═══ LISTED ENTRIES

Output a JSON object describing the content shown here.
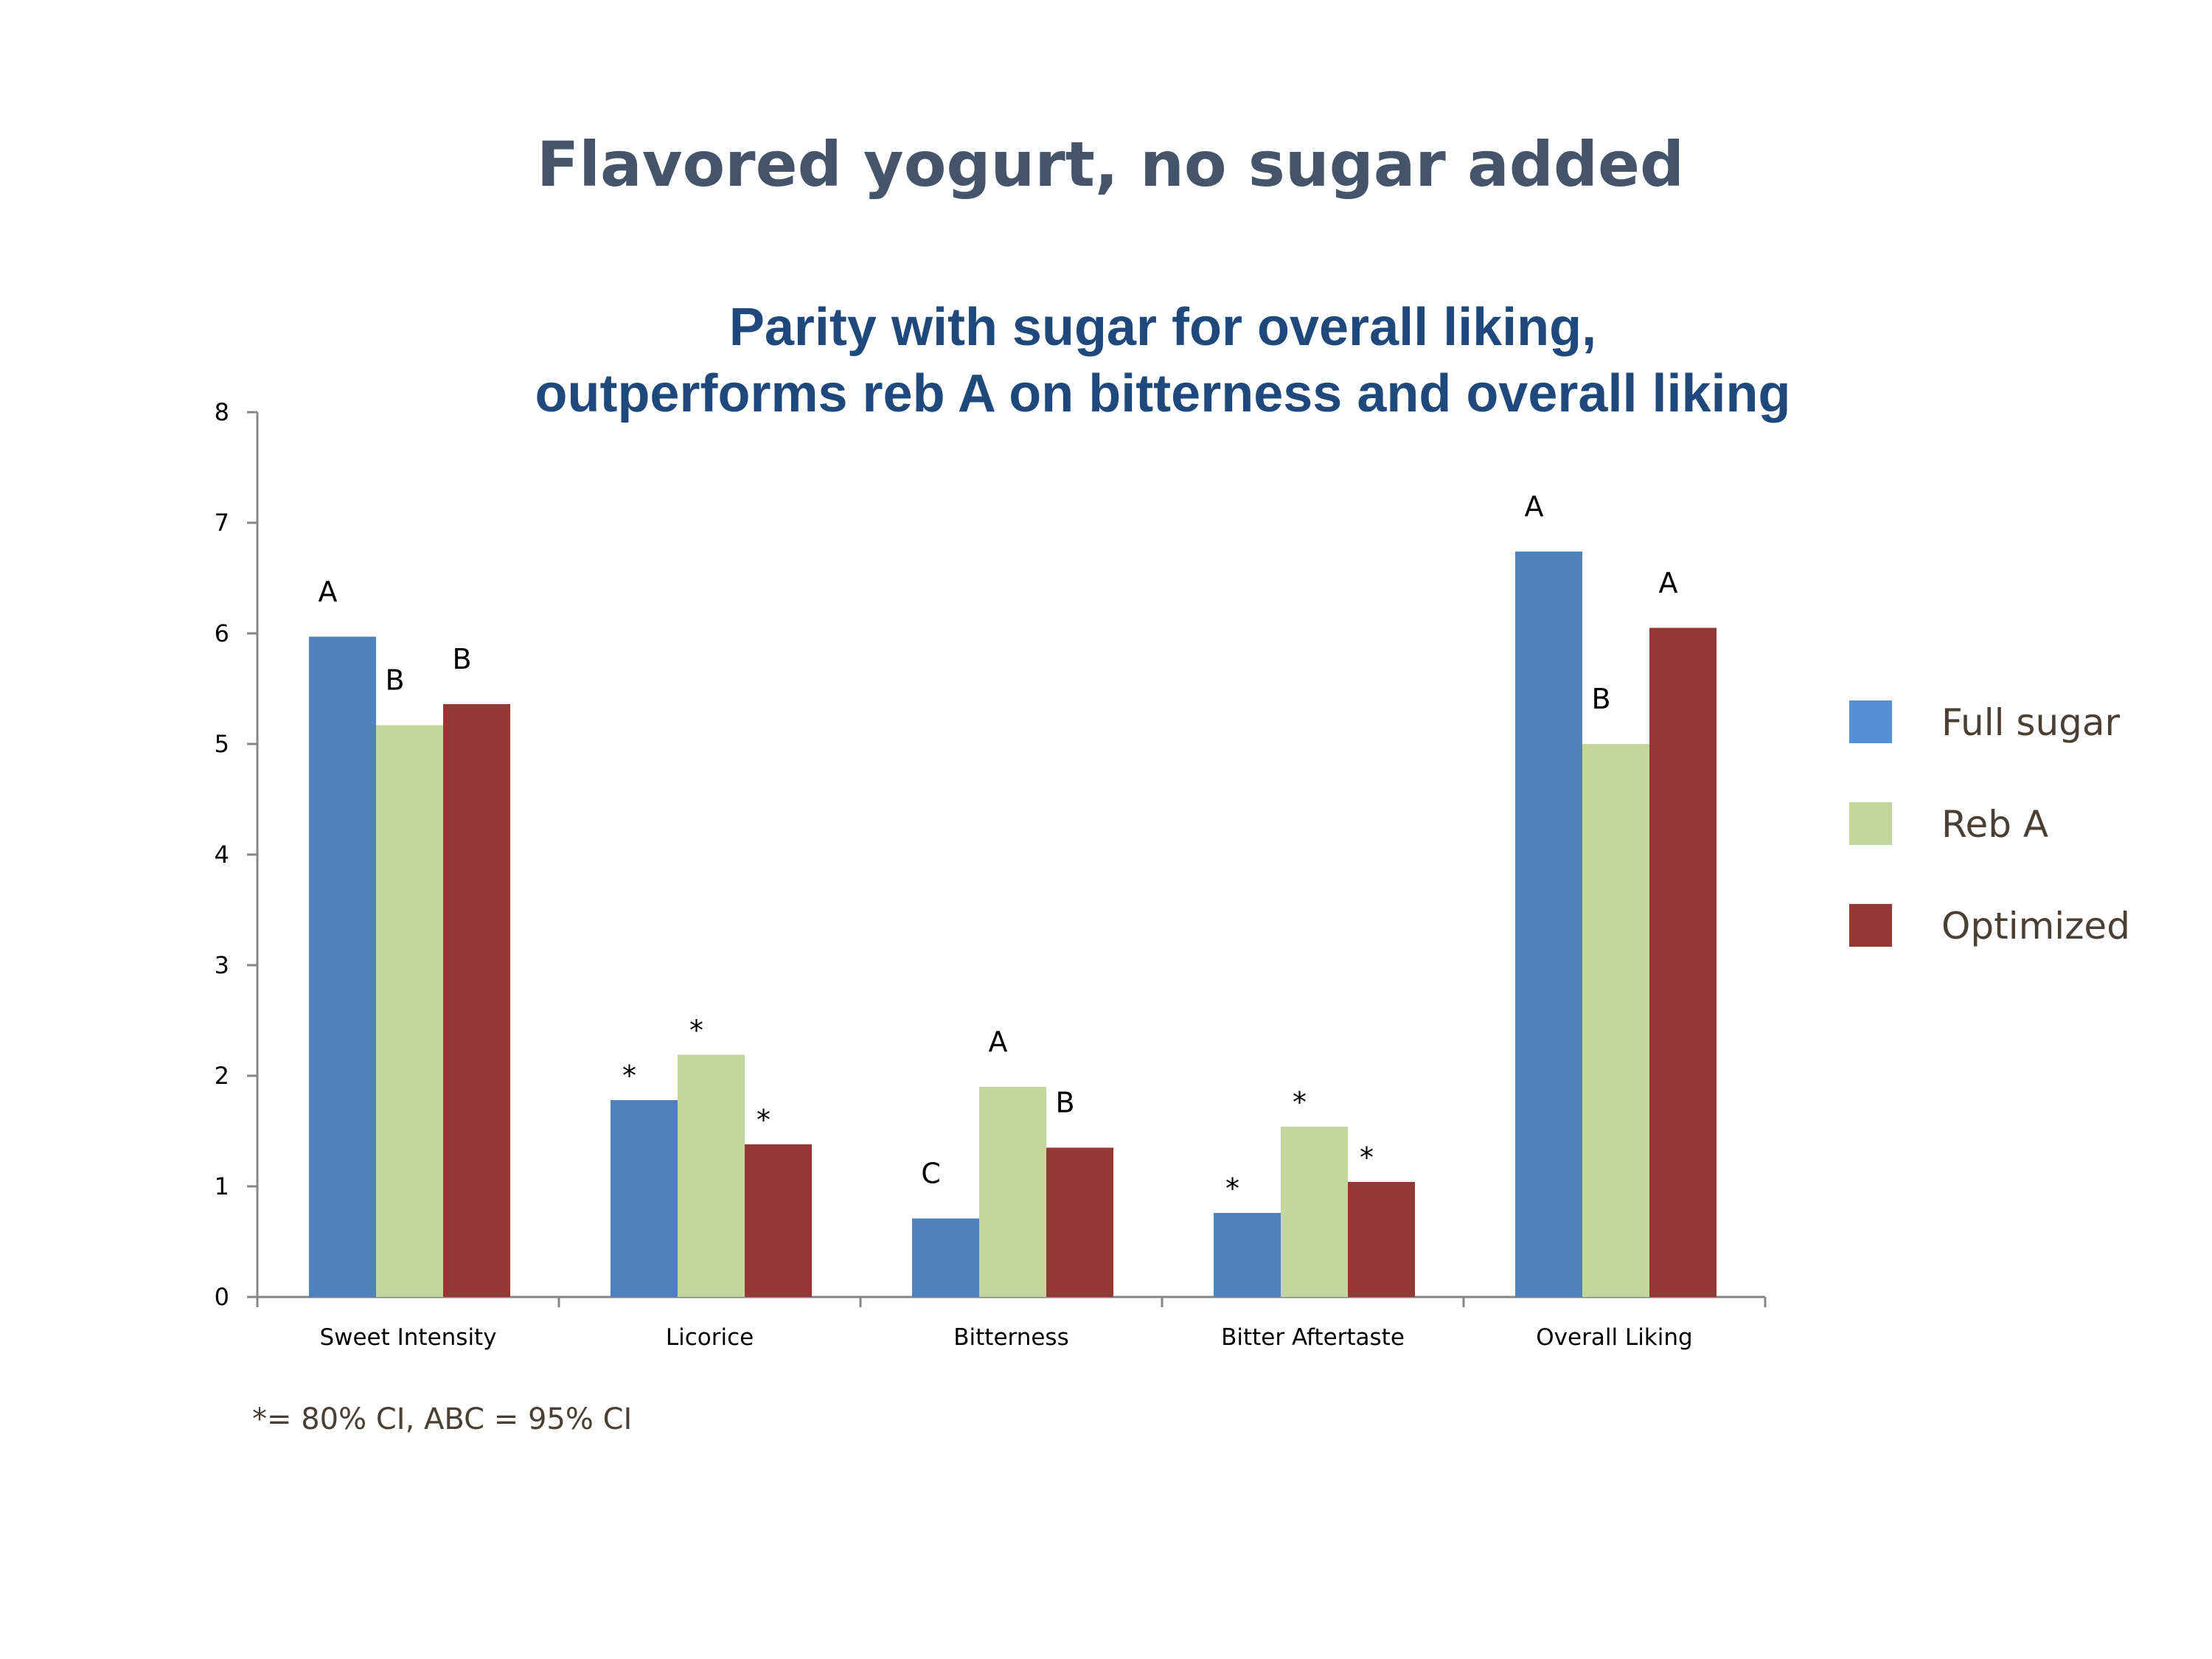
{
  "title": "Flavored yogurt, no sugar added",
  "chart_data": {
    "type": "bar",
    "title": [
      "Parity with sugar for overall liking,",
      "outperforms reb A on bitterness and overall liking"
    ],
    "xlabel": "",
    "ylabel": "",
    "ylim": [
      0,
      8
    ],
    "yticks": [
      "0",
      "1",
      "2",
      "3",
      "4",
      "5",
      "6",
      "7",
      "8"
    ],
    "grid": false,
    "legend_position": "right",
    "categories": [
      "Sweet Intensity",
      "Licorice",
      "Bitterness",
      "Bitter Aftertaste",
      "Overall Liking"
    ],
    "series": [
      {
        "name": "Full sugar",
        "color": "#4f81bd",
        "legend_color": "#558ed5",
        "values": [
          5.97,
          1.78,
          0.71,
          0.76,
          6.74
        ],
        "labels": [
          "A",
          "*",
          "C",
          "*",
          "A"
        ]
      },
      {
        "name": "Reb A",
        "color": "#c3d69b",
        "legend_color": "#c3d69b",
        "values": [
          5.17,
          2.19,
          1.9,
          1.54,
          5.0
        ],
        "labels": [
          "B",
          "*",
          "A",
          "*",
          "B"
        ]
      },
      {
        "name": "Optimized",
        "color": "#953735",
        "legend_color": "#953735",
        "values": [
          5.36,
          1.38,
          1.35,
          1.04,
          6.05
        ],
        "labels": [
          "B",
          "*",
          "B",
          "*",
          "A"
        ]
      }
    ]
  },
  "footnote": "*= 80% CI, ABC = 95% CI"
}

══════

- [TASK REQUIREMENTS]:
Copy the records exactly as they appear, excluding images.

- [SOLUTION BELOW]:
Output a JSON object describing the content shown here.
{
  "title": "Flavored yogurt, no sugar added",
  "chart_data": {
    "type": "bar",
    "title": [
      "Parity with sugar for overall liking,",
      "outperforms reb A on bitterness and overall liking"
    ],
    "xlabel": "",
    "ylabel": "",
    "ylim": [
      0,
      8
    ],
    "yticks": [
      "0",
      "1",
      "2",
      "3",
      "4",
      "5",
      "6",
      "7",
      "8"
    ],
    "grid": false,
    "legend_position": "right",
    "categories": [
      "Sweet Intensity",
      "Licorice",
      "Bitterness",
      "Bitter Aftertaste",
      "Overall Liking"
    ],
    "series": [
      {
        "name": "Full sugar",
        "color": "#4f81bd",
        "legend_color": "#558ed5",
        "values": [
          5.97,
          1.78,
          0.71,
          0.76,
          6.74
        ],
        "labels": [
          "A",
          "*",
          "C",
          "*",
          "A"
        ]
      },
      {
        "name": "Reb A",
        "color": "#c3d69b",
        "legend_color": "#c3d69b",
        "values": [
          5.17,
          2.19,
          1.9,
          1.54,
          5.0
        ],
        "labels": [
          "B",
          "*",
          "A",
          "*",
          "B"
        ]
      },
      {
        "name": "Optimized",
        "color": "#953735",
        "legend_color": "#953735",
        "values": [
          5.36,
          1.38,
          1.35,
          1.04,
          6.05
        ],
        "labels": [
          "B",
          "*",
          "B",
          "*",
          "A"
        ]
      }
    ]
  },
  "footnote": "*= 80% CI, ABC = 95% CI"
}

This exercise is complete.